**REQUIRED WORK:** State only the number of lines that include "seda".

**ITEMS:**
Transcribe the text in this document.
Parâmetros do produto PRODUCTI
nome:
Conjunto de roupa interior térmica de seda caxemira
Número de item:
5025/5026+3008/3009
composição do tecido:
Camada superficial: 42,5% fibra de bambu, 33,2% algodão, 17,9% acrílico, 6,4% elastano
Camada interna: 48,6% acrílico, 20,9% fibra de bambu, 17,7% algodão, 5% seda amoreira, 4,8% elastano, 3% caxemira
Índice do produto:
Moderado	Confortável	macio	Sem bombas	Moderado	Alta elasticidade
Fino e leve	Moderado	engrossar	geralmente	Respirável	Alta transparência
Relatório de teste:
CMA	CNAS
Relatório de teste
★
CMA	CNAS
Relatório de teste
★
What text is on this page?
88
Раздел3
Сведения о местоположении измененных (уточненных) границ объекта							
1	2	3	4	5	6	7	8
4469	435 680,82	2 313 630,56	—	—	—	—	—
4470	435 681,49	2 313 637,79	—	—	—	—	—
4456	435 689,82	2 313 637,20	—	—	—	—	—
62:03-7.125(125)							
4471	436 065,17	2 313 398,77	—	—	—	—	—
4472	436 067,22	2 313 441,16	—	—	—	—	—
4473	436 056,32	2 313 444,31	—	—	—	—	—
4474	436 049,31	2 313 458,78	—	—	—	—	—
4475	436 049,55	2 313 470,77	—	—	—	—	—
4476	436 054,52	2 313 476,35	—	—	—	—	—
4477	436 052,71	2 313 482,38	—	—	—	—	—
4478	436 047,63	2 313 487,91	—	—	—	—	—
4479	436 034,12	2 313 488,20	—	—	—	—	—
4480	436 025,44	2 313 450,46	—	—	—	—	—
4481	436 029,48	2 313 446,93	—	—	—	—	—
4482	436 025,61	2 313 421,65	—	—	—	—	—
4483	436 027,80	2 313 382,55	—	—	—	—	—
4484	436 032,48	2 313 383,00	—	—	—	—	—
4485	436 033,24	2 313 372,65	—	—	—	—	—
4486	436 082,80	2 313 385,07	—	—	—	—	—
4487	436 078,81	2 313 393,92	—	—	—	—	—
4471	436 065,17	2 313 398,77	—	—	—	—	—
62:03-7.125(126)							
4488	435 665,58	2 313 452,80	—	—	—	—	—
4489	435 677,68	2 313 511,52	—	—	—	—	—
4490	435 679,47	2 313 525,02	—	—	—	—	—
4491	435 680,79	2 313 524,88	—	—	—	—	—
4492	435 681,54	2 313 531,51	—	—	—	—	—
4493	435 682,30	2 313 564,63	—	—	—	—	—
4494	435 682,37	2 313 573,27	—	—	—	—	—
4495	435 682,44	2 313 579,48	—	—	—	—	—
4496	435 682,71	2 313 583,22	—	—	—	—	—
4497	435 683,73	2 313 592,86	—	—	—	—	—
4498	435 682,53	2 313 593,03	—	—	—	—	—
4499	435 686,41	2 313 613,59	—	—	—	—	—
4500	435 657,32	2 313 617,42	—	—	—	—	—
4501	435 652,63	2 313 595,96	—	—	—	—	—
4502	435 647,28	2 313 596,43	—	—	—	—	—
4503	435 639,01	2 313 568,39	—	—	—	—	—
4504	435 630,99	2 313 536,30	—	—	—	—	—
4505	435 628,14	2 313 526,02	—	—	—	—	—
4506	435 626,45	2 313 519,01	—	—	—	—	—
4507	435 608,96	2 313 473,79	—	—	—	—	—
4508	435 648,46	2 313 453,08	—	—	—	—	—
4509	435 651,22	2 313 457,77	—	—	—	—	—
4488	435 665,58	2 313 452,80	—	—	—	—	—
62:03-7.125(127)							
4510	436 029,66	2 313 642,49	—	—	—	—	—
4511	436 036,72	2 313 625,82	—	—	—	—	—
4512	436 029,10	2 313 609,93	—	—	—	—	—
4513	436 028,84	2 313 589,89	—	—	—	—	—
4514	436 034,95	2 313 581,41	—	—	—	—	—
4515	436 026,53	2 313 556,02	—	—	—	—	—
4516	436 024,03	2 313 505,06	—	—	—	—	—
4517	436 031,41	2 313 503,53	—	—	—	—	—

**FINAL RESULT:** 2